── Listing ──
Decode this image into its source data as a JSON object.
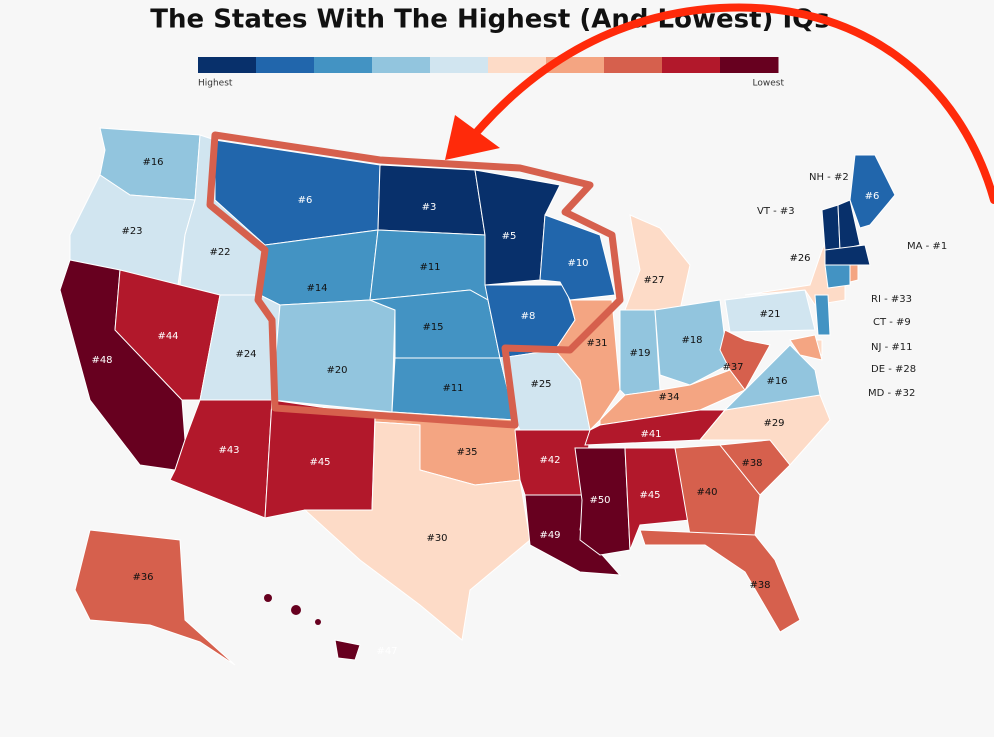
{
  "title": "The States With The Highest (And Lowest) IQs",
  "legend": {
    "colors": [
      "#08306b",
      "#2166ac",
      "#4393c3",
      "#92c5de",
      "#d1e5f0",
      "#fddbc7",
      "#f4a582",
      "#d6604d",
      "#b2182b",
      "#67001f"
    ],
    "start_label": "Highest",
    "end_label": "Lowest"
  },
  "states": [
    {
      "label": "#16",
      "color": "#92c5de"
    },
    {
      "label": "#23",
      "color": "#d1e5f0"
    },
    {
      "label": "#48",
      "color": "#67001f"
    },
    {
      "label": "#22",
      "color": "#d1e5f0"
    },
    {
      "label": "#44",
      "color": "#b2182b"
    },
    {
      "label": "#6",
      "color": "#2166ac"
    },
    {
      "label": "#14",
      "color": "#4393c3"
    },
    {
      "label": "#24",
      "color": "#d1e5f0"
    },
    {
      "label": "#43",
      "color": "#b2182b"
    },
    {
      "label": "#20",
      "color": "#92c5de"
    },
    {
      "label": "#45",
      "color": "#b2182b"
    },
    {
      "label": "#3",
      "color": "#08306b"
    },
    {
      "label": "#11",
      "color": "#4393c3"
    },
    {
      "label": "#15",
      "color": "#4393c3"
    },
    {
      "label": "#11",
      "color": "#4393c3"
    },
    {
      "label": "#35",
      "color": "#f4a582"
    },
    {
      "label": "#30",
      "color": "#fddbc7"
    },
    {
      "label": "#5",
      "color": "#08306b"
    },
    {
      "label": "#8",
      "color": "#2166ac"
    },
    {
      "label": "#25",
      "color": "#d1e5f0"
    },
    {
      "label": "#42",
      "color": "#b2182b"
    },
    {
      "label": "#49",
      "color": "#67001f"
    },
    {
      "label": "#10",
      "color": "#2166ac"
    },
    {
      "label": "#31",
      "color": "#f4a582"
    },
    {
      "label": "#27",
      "color": "#fddbc7"
    },
    {
      "label": "#19",
      "color": "#92c5de"
    },
    {
      "label": "#18",
      "color": "#92c5de"
    },
    {
      "label": "#34",
      "color": "#f4a582"
    },
    {
      "label": "#41",
      "color": "#b2182b"
    },
    {
      "label": "#50",
      "color": "#67001f"
    },
    {
      "label": "#45",
      "color": "#b2182b"
    },
    {
      "label": "#40",
      "color": "#d6604d"
    },
    {
      "label": "#38",
      "color": "#d6604d"
    },
    {
      "label": "#29",
      "color": "#fddbc7"
    },
    {
      "label": "#38",
      "color": "#d6604d"
    },
    {
      "label": "#16",
      "color": "#92c5de"
    },
    {
      "label": "#37",
      "color": "#d6604d"
    },
    {
      "label": "#21",
      "color": "#d1e5f0"
    },
    {
      "label": "#26",
      "color": "#fddbc7"
    },
    {
      "label": "#6",
      "color": "#2166ac"
    },
    {
      "label": "VT - #3",
      "color": "#08306b"
    },
    {
      "label": "NH - #2",
      "color": "#08306b"
    },
    {
      "label": "MA - #1",
      "color": "#08306b"
    },
    {
      "label": "CT - #9",
      "color": "#4393c3"
    },
    {
      "label": "RI - #33",
      "color": "#f4a582"
    },
    {
      "label": "NJ - #11",
      "color": "#4393c3"
    },
    {
      "label": "DE - #28",
      "color": "#fddbc7"
    },
    {
      "label": "MD - #32",
      "color": "#f4a582"
    },
    {
      "label": "#36",
      "color": "#d6604d"
    },
    {
      "label": "#47",
      "color": "#67001f"
    }
  ]
}
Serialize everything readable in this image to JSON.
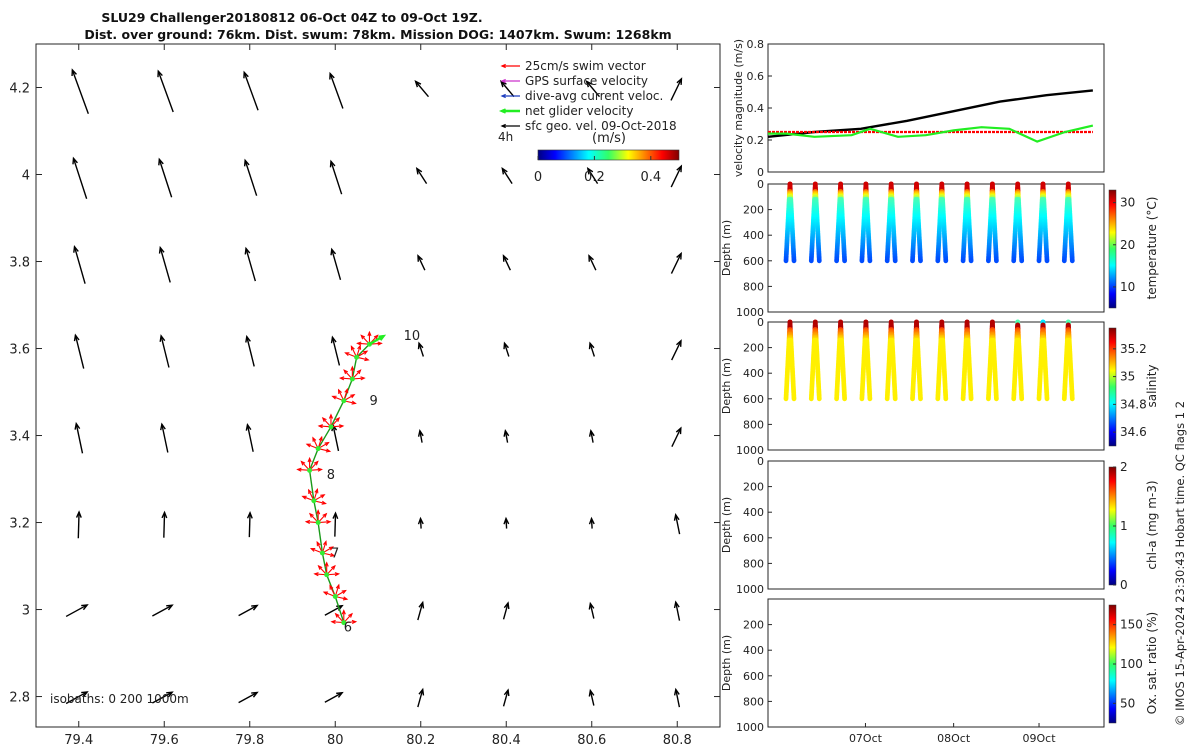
{
  "title": {
    "line1": "SLU29 Challenger20180812 06-Oct 04Z to 09-Oct 19Z.",
    "line2": "Dist. over ground: 76km. Dist. swum: 78km. Mission DOG: 1407km. Swum: 1268km"
  },
  "legend": {
    "items": [
      {
        "label": "25cm/s swim vector",
        "color": "#ff0000"
      },
      {
        "label": "GPS surface velocity",
        "color": "#cc33cc"
      },
      {
        "label": "dive-avg current veloc.",
        "color": "#1f3fbf"
      },
      {
        "label": "net glider velocity",
        "color": "#22ee22"
      },
      {
        "label": "sfc geo. vel. 09-Oct-2018",
        "color": "#000000"
      }
    ]
  },
  "map_labels": {
    "four_h": "4h",
    "units": "(m/s)",
    "isobaths": "isobaths: 0   200  1000m",
    "day_labels": [
      {
        "text": "10",
        "lon": 80.16,
        "lat": 3.62
      },
      {
        "text": "9",
        "lon": 80.08,
        "lat": 3.47
      },
      {
        "text": "8",
        "lon": 79.98,
        "lat": 3.3
      },
      {
        "text": "7",
        "lon": 79.99,
        "lat": 3.12
      },
      {
        "text": "6",
        "lon": 80.02,
        "lat": 2.95
      }
    ]
  },
  "footer": {
    "side_text": "© IMOS 15-Apr-2024 23:30:43 Hobart time. QC flags 1  2"
  },
  "chart_data": [
    {
      "type": "scatter",
      "name": "map",
      "xlim": [
        79.3,
        80.9
      ],
      "ylim": [
        2.73,
        4.3
      ],
      "xticks": [
        "79.4",
        "79.6",
        "79.8",
        "80",
        "80.2",
        "80.4",
        "80.6",
        "80.8"
      ],
      "yticks": [
        "2.8",
        "3",
        "3.2",
        "3.4",
        "3.6",
        "3.8",
        "4",
        "4.2"
      ],
      "colorbar": {
        "range": [
          0,
          0.5
        ],
        "ticks": [
          "0",
          "0.2",
          "0.4"
        ]
      },
      "glider_track": [
        [
          80.02,
          2.97
        ],
        [
          80.0,
          3.03
        ],
        [
          79.98,
          3.08
        ],
        [
          79.97,
          3.13
        ],
        [
          79.96,
          3.2
        ],
        [
          79.95,
          3.25
        ],
        [
          79.94,
          3.32
        ],
        [
          79.96,
          3.37
        ],
        [
          79.99,
          3.42
        ],
        [
          80.02,
          3.48
        ],
        [
          80.04,
          3.53
        ],
        [
          80.05,
          3.58
        ],
        [
          80.08,
          3.61
        ]
      ]
    },
    {
      "type": "line",
      "name": "velocity",
      "ylabel": "velocity magnitude (m/s)",
      "ylim": [
        0,
        0.8
      ],
      "yticks": [
        "0",
        "0.2",
        "0.4",
        "0.6",
        "0.8"
      ],
      "xlim": [
        0,
        3.62
      ],
      "series": [
        {
          "color": "#000000",
          "x": [
            0,
            0.5,
            1,
            1.5,
            2,
            2.5,
            3,
            3.5
          ],
          "y": [
            0.22,
            0.25,
            0.27,
            0.32,
            0.38,
            0.44,
            0.48,
            0.51
          ]
        },
        {
          "color": "#ff0000",
          "x": [
            0,
            3.5
          ],
          "y": [
            0.25,
            0.25
          ]
        },
        {
          "color": "#22ee22",
          "x": [
            0,
            0.2,
            0.5,
            0.9,
            1.1,
            1.4,
            1.7,
            2.0,
            2.3,
            2.6,
            2.9,
            3.2,
            3.5
          ],
          "y": [
            0.24,
            0.24,
            0.22,
            0.23,
            0.27,
            0.22,
            0.23,
            0.26,
            0.28,
            0.27,
            0.19,
            0.25,
            0.29
          ]
        }
      ]
    },
    {
      "type": "scatter",
      "name": "temperature",
      "ylabel": "Depth (m)",
      "clabel": "temperature (°C)",
      "ylim": [
        0,
        1000
      ],
      "yticks": [
        "0",
        "200",
        "400",
        "600",
        "800",
        "1000"
      ],
      "cticks": [
        "10",
        "20",
        "30"
      ],
      "crange": [
        5,
        33
      ]
    },
    {
      "type": "scatter",
      "name": "salinity",
      "ylabel": "Depth (m)",
      "clabel": "salinity",
      "ylim": [
        0,
        1000
      ],
      "yticks": [
        "0",
        "200",
        "400",
        "600",
        "800",
        "1000"
      ],
      "cticks": [
        "34.6",
        "34.8",
        "35",
        "35.2"
      ],
      "crange": [
        34.5,
        35.35
      ]
    },
    {
      "type": "scatter",
      "name": "chl",
      "ylabel": "Depth (m)",
      "clabel": "chl-a (mg m-3)",
      "ylim": [
        0,
        1000
      ],
      "yticks": [
        "0",
        "200",
        "400",
        "600",
        "800",
        "1000"
      ],
      "cticks": [
        "0",
        "1",
        "2"
      ],
      "crange": [
        0,
        2
      ]
    },
    {
      "type": "scatter",
      "name": "oxygen",
      "ylabel": "Depth (m)",
      "clabel": "Ox. sat. ratio (%)",
      "ylim": [
        0,
        1000
      ],
      "yticks": [
        "200",
        "400",
        "600",
        "800",
        "1000"
      ],
      "cticks": [
        "50",
        "100",
        "150"
      ],
      "crange": [
        25,
        175
      ],
      "xticks": [
        "07Oct",
        "08Oct",
        "09Oct"
      ]
    }
  ]
}
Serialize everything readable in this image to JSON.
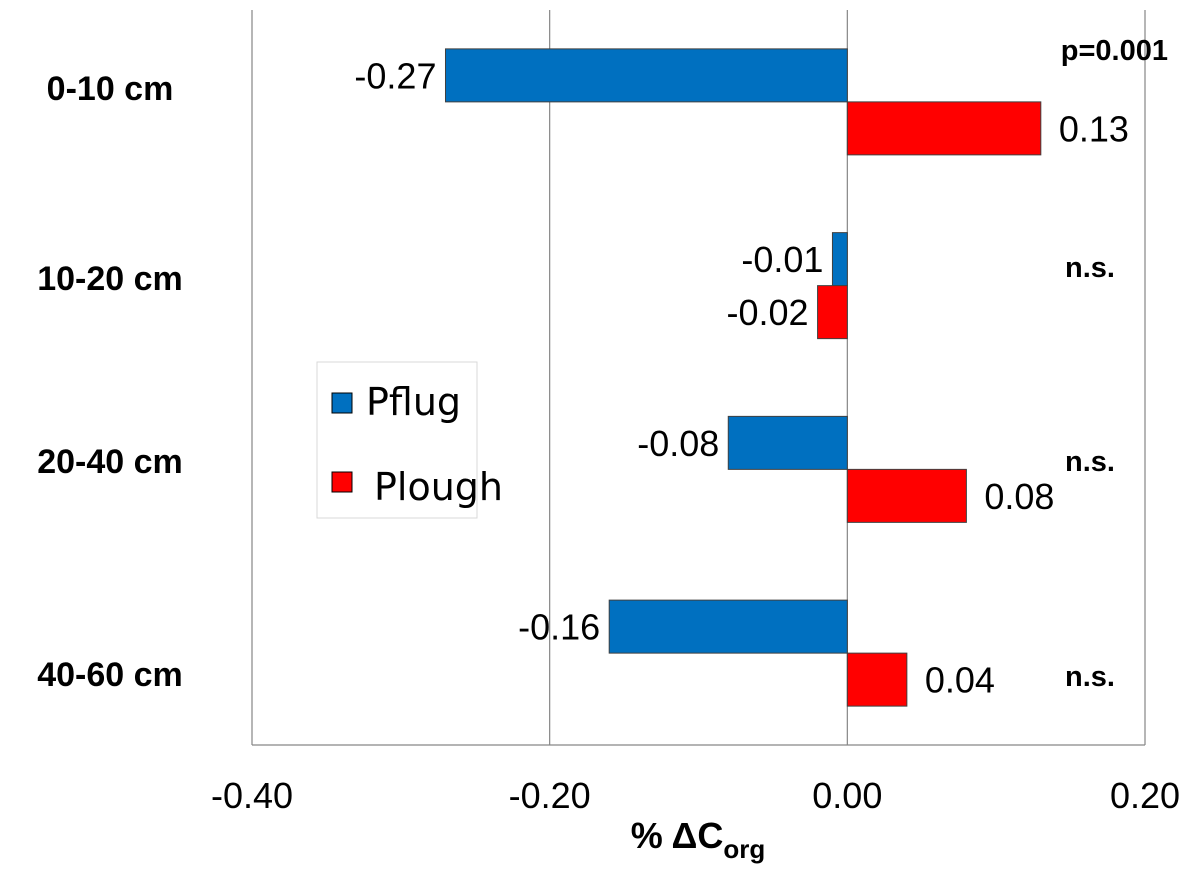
{
  "chart_data": {
    "type": "bar",
    "orientation": "horizontal",
    "categories": [
      "0-10 cm",
      "10-20 cm",
      "20-40 cm",
      "40-60 cm"
    ],
    "series": [
      {
        "name": "Pflug",
        "color": "#0070C0",
        "values": [
          -0.27,
          -0.01,
          -0.08,
          -0.16
        ],
        "labels": [
          "-0.27",
          "-0.01",
          "-0.08",
          "-0.16"
        ]
      },
      {
        "name": "Plough",
        "color": "#FF0000",
        "values": [
          0.13,
          -0.02,
          0.08,
          0.04
        ],
        "labels": [
          "0.13",
          "-0.02",
          "0.08",
          "0.04"
        ]
      }
    ],
    "significance": [
      "p=0.001",
      "n.s.",
      "n.s.",
      "n.s."
    ],
    "xlim": [
      -0.4,
      0.2
    ],
    "xticks": [
      -0.4,
      -0.2,
      0.0,
      0.2
    ],
    "xtick_labels": [
      "-0.40",
      "-0.20",
      "0.00",
      "0.20"
    ],
    "xlabel": {
      "main": "% ΔC",
      "subscript": "org"
    },
    "grid": "vertical",
    "legend_position": "center-left"
  }
}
───
Locate the lines above that hold the word "clabel". Show every one of them.

      "clabel": "temperature (°C)",
      "clabel": "salinity",
      "clabel": "chl-a (mg m-3)",
      "clabel": "Ox. sat. ratio (%)",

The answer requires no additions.